*Instructions for the task*
Everything in the listing except the pictures should be written out exactly.

*Given information*
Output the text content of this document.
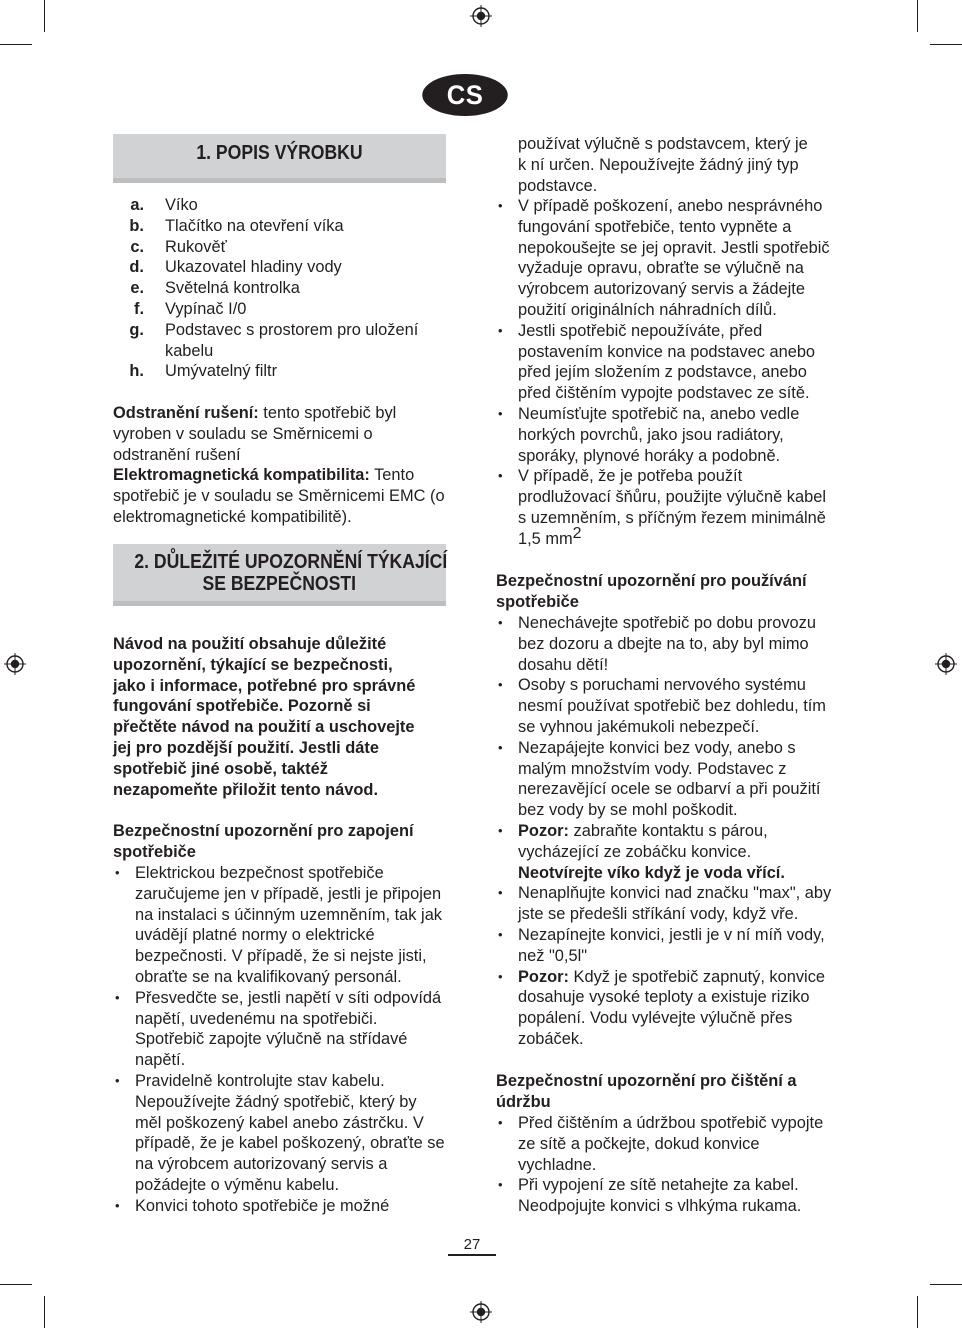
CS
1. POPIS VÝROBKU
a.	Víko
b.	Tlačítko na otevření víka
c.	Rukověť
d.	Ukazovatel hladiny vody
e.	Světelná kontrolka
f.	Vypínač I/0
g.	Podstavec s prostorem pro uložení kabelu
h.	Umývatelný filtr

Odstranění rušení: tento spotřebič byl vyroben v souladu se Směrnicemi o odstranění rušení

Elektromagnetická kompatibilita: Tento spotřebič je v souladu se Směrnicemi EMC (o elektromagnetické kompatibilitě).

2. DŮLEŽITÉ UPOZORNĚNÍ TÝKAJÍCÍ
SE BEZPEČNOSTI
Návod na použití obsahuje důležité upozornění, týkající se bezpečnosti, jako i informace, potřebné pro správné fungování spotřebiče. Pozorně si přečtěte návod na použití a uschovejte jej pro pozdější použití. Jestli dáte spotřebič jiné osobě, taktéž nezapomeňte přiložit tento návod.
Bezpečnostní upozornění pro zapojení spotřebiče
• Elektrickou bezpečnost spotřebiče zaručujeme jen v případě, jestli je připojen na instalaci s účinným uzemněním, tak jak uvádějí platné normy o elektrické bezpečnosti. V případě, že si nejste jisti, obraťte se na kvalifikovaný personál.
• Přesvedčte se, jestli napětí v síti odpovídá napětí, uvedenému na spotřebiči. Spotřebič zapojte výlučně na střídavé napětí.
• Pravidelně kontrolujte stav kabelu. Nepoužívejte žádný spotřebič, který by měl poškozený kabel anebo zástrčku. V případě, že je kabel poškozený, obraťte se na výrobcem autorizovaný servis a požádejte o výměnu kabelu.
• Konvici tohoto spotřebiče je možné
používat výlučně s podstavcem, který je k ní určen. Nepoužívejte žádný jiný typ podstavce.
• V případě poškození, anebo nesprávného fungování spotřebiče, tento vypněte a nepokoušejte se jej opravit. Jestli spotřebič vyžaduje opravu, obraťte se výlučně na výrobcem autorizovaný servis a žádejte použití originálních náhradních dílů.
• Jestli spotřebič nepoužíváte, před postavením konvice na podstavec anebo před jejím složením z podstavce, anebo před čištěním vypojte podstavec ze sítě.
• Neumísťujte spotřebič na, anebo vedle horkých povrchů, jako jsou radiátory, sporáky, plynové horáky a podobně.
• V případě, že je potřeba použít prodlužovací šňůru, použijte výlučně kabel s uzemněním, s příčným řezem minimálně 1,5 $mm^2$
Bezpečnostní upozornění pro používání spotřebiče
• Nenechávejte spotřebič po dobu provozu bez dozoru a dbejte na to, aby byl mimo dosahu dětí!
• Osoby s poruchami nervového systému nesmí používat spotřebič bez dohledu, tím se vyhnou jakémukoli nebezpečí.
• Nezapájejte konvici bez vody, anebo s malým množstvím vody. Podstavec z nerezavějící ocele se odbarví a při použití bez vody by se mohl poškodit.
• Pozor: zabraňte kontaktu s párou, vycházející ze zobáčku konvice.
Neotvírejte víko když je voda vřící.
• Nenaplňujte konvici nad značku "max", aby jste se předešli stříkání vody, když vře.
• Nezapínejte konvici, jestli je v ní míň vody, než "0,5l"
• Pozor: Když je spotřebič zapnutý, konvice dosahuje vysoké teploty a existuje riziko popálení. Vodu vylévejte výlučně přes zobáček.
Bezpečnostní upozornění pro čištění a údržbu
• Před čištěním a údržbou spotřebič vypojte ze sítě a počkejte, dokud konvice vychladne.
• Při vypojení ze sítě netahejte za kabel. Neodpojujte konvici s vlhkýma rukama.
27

*Response for this exercise*
Output the text content of this document.
CS
1. POPIS VÝROBKU
a.	Víko
b.	Tlačítko na otevření víka
c.	Rukověť
d.	Ukazovatel hladiny vody
e.	Světelná kontrolka
f.	Vypínač I/0
g.	Podstavec s prostorem pro uložení kabelu
h.	Umývatelný filtr

Odstranění rušení: tento spotřebič byl vyroben v souladu se Směrnicemi o odstranění rušení

Elektromagnetická kompatibilita: Tento spotřebič je v souladu se Směrnicemi EMC (o elektromagnetické kompatibilitě).

2. DŮLEŽITÉ UPOZORNĚNÍ TÝKAJÍCÍ
SE BEZPEČNOSTI
Návod na použití obsahuje důležité upozornění, týkající se bezpečnosti, jako i informace, potřebné pro správné fungování spotřebiče. Pozorně si přečtěte návod na použití a uschovejte jej pro pozdější použití. Jestli dáte spotřebič jiné osobě, taktéž nezapomeňte přiložit tento návod.
Bezpečnostní upozornění pro zapojení spotřebiče
• Elektrickou bezpečnost spotřebiče zaručujeme jen v případě, jestli je připojen na instalaci s účinným uzemněním, tak jak uvádějí platné normy o elektrické bezpečnosti. V případě, že si nejste jisti, obraťte se na kvalifikovaný personál.
• Přesvedčte se, jestli napětí v síti odpovídá napětí, uvedenému na spotřebiči. Spotřebič zapojte výlučně na střídavé napětí.
• Pravidelně kontrolujte stav kabelu. Nepoužívejte žádný spotřebič, který by měl poškozený kabel anebo zástrčku. V případě, že je kabel poškozený, obraťte se na výrobcem autorizovaný servis a požádejte o výměnu kabelu.
• Konvici tohoto spotřebiče je možné
používat výlučně s podstavcem, který je k ní určen. Nepoužívejte žádný jiný typ podstavce.
• V případě poškození, anebo nesprávného fungování spotřebiče, tento vypněte a nepokoušejte se jej opravit. Jestli spotřebič vyžaduje opravu, obraťte se výlučně na výrobcem autorizovaný servis a žádejte použití originálních náhradních dílů.
• Jestli spotřebič nepoužíváte, před postavením konvice na podstavec anebo před jejím složením z podstavce, anebo před čištěním vypojte podstavec ze sítě.
• Neumísťujte spotřebič na, anebo vedle horkých povrchů, jako jsou radiátory, sporáky, plynové horáky a podobně.
• V případě, že je potřeba použít prodlužovací šňůru, použijte výlučně kabel s uzemněním, s příčným řezem minimálně 1,5 $mm^2$
Bezpečnostní upozornění pro používání spotřebiče
• Nenechávejte spotřebič po dobu provozu bez dozoru a dbejte na to, aby byl mimo dosahu dětí!
• Osoby s poruchami nervového systému nesmí používat spotřebič bez dohledu, tím se vyhnou jakémukoli nebezpečí.
• Nezapájejte konvici bez vody, anebo s malým množstvím vody. Podstavec z nerezavějící ocele se odbarví a při použití bez vody by se mohl poškodit.
• Pozor: zabraňte kontaktu s párou, vycházející ze zobáčku konvice.
Neotvírejte víko když je voda vřící.
• Nenaplňujte konvici nad značku "max", aby jste se předešli stříkání vody, když vře.
• Nezapínejte konvici, jestli je v ní míň vody, než "0,5l"
• Pozor: Když je spotřebič zapnutý, konvice dosahuje vysoké teploty a existuje riziko popálení. Vodu vylévejte výlučně přes zobáček.
Bezpečnostní upozornění pro čištění a údržbu
• Před čištěním a údržbou spotřebič vypojte ze sítě a počkejte, dokud konvice vychladne.
• Při vypojení ze sítě netahejte za kabel. Neodpojujte konvici s vlhkýma rukama.
27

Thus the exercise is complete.